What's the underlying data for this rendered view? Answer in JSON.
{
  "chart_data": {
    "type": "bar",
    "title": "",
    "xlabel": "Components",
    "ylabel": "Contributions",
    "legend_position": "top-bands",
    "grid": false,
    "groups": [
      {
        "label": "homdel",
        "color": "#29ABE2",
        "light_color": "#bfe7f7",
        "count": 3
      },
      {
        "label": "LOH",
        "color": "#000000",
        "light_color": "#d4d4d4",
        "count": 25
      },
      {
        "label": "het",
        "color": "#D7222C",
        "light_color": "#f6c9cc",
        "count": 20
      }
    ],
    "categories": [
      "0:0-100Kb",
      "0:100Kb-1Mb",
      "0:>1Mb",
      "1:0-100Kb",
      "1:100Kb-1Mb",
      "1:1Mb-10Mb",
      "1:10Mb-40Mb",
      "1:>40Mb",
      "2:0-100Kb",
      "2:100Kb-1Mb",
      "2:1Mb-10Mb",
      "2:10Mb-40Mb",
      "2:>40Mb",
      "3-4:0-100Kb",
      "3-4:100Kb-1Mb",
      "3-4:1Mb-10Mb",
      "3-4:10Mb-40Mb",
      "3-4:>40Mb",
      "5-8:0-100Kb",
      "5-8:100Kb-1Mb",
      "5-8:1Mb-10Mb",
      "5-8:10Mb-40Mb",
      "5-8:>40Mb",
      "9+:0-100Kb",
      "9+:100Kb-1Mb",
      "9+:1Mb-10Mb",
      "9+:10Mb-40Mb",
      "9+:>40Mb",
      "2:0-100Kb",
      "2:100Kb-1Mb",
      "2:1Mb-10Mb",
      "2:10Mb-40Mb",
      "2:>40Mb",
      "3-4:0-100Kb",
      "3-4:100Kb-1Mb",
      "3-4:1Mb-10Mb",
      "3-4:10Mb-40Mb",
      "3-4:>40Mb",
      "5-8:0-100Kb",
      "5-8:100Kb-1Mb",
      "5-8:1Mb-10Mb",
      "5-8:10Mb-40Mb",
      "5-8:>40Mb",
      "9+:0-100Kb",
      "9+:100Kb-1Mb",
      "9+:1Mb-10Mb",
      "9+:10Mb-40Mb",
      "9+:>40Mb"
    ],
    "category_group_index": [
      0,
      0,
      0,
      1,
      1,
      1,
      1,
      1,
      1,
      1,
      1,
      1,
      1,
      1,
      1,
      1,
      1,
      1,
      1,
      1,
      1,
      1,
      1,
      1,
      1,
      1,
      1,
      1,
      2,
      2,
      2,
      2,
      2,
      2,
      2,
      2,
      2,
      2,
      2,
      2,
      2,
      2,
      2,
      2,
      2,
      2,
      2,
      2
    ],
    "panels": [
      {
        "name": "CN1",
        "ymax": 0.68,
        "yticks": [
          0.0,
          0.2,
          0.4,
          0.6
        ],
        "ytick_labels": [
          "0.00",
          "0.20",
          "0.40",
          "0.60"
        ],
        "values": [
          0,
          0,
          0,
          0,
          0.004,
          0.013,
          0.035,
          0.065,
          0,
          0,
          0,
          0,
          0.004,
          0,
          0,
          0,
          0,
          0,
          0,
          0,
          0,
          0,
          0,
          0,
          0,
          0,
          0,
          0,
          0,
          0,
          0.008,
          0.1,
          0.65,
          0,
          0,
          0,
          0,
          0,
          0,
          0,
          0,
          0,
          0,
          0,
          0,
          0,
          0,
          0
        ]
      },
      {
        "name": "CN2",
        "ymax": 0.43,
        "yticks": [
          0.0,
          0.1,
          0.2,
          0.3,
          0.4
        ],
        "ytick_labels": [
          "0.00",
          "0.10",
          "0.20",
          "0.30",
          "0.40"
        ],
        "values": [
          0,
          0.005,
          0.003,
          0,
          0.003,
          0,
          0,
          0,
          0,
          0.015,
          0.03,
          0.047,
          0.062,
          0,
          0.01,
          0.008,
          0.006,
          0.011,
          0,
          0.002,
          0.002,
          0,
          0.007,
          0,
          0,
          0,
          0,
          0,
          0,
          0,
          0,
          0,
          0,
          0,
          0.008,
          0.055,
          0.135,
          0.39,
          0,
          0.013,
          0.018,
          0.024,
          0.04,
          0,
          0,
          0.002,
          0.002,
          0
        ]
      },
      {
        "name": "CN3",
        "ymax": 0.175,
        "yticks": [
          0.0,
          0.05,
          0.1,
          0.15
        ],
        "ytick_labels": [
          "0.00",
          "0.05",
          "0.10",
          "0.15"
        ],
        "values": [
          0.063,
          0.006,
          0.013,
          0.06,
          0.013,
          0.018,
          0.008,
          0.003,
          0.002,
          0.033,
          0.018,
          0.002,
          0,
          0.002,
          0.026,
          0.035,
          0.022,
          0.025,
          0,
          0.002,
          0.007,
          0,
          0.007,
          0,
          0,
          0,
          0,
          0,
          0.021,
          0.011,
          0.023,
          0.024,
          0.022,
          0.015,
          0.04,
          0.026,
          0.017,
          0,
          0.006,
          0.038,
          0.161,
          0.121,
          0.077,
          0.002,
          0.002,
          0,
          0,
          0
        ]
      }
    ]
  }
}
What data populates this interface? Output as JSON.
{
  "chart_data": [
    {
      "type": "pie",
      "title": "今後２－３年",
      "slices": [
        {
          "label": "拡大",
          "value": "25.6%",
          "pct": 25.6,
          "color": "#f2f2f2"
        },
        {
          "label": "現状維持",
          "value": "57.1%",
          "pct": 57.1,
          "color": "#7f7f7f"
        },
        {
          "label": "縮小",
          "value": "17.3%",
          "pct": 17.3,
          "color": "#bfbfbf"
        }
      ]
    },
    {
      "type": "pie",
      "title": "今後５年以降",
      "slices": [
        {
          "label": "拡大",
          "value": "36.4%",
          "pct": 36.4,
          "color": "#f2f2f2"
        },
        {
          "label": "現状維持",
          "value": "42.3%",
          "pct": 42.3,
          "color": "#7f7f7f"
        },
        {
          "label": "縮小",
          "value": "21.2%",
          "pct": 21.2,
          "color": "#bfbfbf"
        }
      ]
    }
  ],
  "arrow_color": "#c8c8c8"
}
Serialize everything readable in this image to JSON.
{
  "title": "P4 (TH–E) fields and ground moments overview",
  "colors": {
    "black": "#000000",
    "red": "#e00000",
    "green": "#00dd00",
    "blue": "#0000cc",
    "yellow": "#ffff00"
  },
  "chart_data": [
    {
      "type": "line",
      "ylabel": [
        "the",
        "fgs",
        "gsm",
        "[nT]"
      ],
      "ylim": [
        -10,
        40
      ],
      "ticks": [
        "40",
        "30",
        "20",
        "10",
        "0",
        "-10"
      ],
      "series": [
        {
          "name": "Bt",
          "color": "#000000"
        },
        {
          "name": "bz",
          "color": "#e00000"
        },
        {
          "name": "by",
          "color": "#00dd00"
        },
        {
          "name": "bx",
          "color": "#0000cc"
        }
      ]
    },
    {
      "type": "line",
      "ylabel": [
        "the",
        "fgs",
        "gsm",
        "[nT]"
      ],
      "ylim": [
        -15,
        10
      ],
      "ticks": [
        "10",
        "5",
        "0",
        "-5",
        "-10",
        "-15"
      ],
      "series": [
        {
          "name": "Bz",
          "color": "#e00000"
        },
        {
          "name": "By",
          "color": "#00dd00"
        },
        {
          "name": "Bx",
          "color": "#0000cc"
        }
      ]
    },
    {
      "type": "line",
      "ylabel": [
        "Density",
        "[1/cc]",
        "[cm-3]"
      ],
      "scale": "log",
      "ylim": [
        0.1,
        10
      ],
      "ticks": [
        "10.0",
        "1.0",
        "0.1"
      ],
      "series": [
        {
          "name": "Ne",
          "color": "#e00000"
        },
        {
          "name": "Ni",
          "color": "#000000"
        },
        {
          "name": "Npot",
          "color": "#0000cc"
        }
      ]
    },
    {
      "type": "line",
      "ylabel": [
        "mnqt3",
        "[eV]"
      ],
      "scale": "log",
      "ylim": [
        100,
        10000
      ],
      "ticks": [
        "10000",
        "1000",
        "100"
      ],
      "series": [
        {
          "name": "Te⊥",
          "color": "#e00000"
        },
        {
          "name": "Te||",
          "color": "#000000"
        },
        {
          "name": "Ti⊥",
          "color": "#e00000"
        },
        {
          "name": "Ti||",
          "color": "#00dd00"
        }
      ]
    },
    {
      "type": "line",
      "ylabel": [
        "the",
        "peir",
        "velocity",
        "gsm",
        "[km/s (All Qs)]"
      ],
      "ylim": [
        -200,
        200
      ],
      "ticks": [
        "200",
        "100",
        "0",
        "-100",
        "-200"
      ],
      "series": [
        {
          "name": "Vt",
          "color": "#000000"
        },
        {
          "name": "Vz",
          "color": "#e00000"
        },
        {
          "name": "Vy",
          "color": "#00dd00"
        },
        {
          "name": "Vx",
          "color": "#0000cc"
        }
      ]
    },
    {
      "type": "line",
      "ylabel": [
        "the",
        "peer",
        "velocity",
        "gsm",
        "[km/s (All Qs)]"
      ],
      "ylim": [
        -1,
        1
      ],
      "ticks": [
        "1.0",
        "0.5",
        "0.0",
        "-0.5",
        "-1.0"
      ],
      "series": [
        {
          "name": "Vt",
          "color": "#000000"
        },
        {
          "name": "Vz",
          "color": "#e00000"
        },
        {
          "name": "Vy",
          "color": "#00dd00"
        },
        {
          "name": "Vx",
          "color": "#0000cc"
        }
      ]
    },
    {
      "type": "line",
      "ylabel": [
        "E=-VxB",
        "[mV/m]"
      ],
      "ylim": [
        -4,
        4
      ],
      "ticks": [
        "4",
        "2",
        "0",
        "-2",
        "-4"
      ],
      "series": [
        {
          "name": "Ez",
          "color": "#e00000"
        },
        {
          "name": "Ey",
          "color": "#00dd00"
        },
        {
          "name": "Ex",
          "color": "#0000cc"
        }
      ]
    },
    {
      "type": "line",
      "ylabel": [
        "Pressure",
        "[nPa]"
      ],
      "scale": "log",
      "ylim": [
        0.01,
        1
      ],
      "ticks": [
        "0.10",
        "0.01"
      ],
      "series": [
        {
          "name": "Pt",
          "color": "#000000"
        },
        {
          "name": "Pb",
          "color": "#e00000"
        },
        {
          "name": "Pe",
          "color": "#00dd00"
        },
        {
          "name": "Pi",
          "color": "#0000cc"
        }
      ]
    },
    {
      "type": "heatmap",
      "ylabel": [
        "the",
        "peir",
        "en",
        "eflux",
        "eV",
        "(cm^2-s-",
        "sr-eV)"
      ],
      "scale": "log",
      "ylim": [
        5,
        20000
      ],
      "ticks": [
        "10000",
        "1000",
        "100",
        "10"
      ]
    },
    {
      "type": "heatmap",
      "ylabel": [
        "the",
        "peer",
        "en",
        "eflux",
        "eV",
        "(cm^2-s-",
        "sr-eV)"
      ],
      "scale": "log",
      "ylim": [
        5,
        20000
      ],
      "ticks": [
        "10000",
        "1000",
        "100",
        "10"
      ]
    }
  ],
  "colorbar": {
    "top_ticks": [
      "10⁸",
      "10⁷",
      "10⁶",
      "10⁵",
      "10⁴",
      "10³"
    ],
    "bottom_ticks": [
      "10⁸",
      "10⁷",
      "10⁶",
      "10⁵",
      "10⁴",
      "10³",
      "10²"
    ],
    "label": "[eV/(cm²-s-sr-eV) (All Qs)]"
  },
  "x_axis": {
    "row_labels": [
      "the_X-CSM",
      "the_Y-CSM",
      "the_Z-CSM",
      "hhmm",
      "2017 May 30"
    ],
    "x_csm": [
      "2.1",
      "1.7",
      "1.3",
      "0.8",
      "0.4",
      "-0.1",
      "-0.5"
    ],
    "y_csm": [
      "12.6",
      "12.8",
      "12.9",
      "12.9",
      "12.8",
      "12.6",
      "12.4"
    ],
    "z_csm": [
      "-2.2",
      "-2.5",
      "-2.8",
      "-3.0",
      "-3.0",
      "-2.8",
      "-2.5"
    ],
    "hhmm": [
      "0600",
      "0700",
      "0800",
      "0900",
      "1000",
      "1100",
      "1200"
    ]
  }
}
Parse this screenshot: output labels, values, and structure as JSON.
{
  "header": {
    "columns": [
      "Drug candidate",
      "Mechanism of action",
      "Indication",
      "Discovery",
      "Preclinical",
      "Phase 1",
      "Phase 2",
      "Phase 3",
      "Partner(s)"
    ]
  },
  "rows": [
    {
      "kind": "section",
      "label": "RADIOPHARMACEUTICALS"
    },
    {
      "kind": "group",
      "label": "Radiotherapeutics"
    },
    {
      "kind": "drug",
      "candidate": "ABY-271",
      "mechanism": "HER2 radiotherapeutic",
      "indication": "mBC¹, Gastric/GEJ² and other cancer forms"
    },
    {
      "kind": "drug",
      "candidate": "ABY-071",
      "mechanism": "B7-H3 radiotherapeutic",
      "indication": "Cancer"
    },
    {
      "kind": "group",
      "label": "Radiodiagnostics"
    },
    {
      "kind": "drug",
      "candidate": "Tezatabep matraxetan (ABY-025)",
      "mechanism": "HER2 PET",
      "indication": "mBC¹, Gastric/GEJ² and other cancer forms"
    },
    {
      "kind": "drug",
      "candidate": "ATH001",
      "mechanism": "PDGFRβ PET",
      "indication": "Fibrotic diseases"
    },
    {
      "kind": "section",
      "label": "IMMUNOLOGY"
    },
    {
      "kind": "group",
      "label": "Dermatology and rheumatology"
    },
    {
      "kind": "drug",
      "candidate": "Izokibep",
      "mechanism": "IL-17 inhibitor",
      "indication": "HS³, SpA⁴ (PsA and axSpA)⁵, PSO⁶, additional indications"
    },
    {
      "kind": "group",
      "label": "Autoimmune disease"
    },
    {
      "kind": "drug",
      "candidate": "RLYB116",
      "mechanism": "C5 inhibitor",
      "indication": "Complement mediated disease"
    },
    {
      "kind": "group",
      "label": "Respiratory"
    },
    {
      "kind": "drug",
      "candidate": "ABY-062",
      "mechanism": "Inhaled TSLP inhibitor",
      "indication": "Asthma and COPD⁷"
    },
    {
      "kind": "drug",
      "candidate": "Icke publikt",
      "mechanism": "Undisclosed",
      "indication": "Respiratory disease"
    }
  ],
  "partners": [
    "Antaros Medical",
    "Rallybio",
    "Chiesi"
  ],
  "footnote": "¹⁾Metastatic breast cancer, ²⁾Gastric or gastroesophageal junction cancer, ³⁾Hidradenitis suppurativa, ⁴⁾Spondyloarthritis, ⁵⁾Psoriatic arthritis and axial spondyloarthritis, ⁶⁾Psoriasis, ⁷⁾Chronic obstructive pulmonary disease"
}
☆ ☆ ☆
CHALLENGE:
Supply the count of lines in the entries that contain the word "candidate", and nothing besides.

ANSWER TO THE EXERCISE:
9